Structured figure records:
▬▬▬

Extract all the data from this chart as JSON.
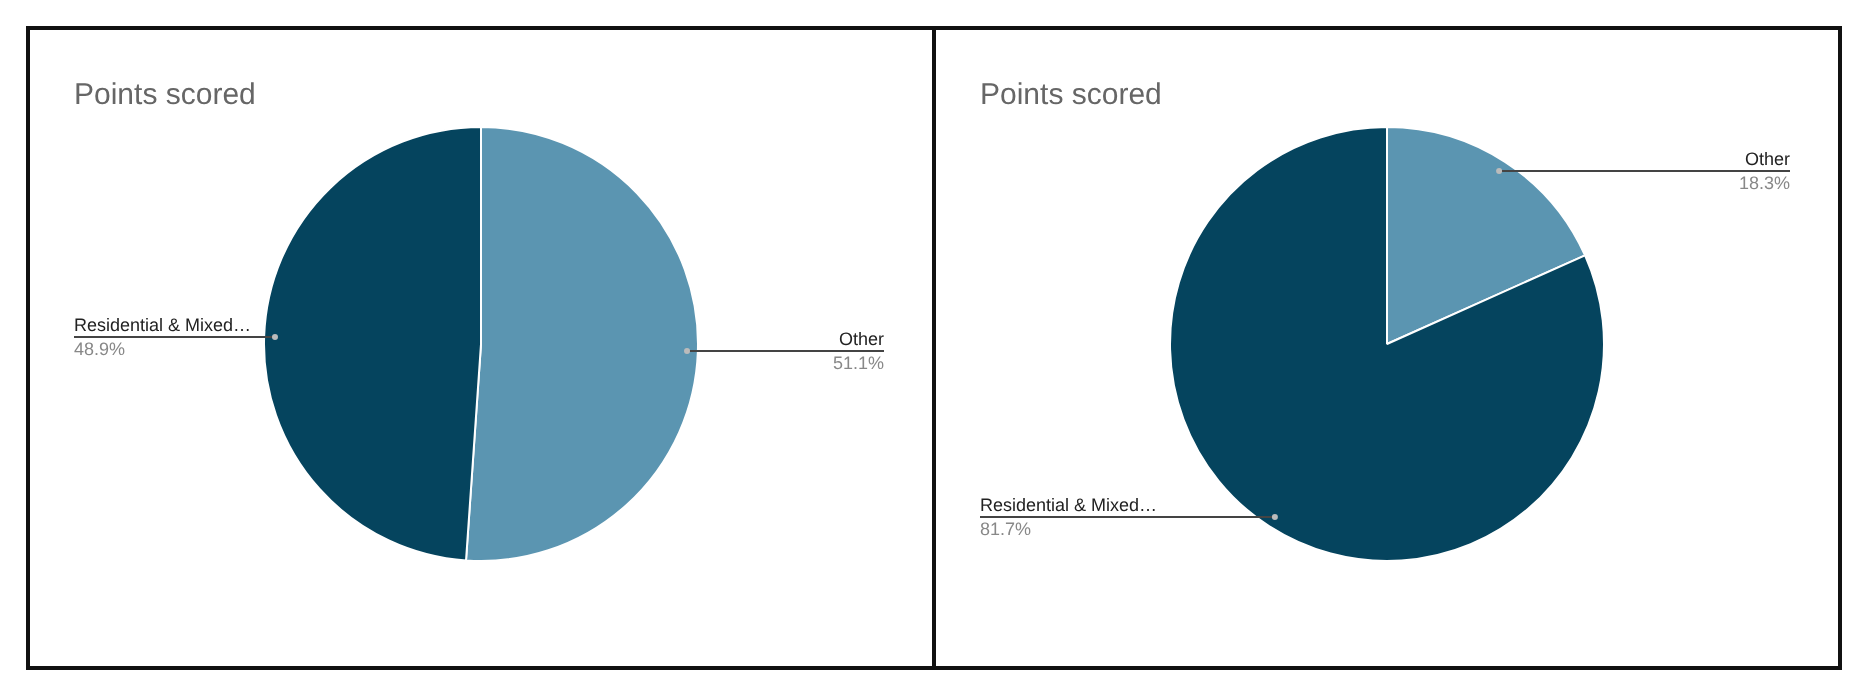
{
  "chart_data": [
    {
      "type": "pie",
      "title": "Points scored",
      "categories": [
        "Other",
        "Residential & Mixed…"
      ],
      "values": [
        51.1,
        48.9
      ],
      "colors": [
        "#5b95b1",
        "#05445e"
      ],
      "value_labels": [
        "51.1%",
        "48.9%"
      ],
      "legend": false
    },
    {
      "type": "pie",
      "title": "Points scored",
      "categories": [
        "Other",
        "Residential & Mixed…"
      ],
      "values": [
        18.3,
        81.7
      ],
      "colors": [
        "#5b95b1",
        "#05445e"
      ],
      "value_labels": [
        "18.3%",
        "81.7%"
      ],
      "legend": false
    }
  ]
}
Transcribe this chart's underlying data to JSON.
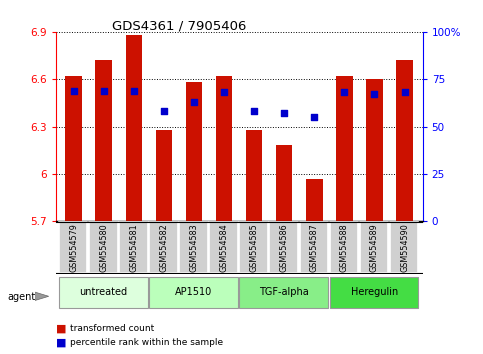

▬▬▬

* TASK TO COMPLETE *
Using the data above, write out every line exactly, leaving the images behind.

* RESULT FOR THIS EXERCISE *
Extract all the data from this chart as JSON.
{
  "chart_data": [
    {
      "type": "pie",
      "title": "Points scored",
      "categories": [
        "Other",
        "Residential & Mixed…"
      ],
      "values": [
        51.1,
        48.9
      ],
      "colors": [
        "#5b95b1",
        "#05445e"
      ],
      "value_labels": [
        "51.1%",
        "48.9%"
      ],
      "legend": false
    },
    {
      "type": "pie",
      "title": "Points scored",
      "categories": [
        "Other",
        "Residential & Mixed…"
      ],
      "values": [
        18.3,
        81.7
      ],
      "colors": [
        "#5b95b1",
        "#05445e"
      ],
      "value_labels": [
        "18.3%",
        "81.7%"
      ],
      "legend": false
    }
  ]
}
Transcribe this chart's underlying data to JSON.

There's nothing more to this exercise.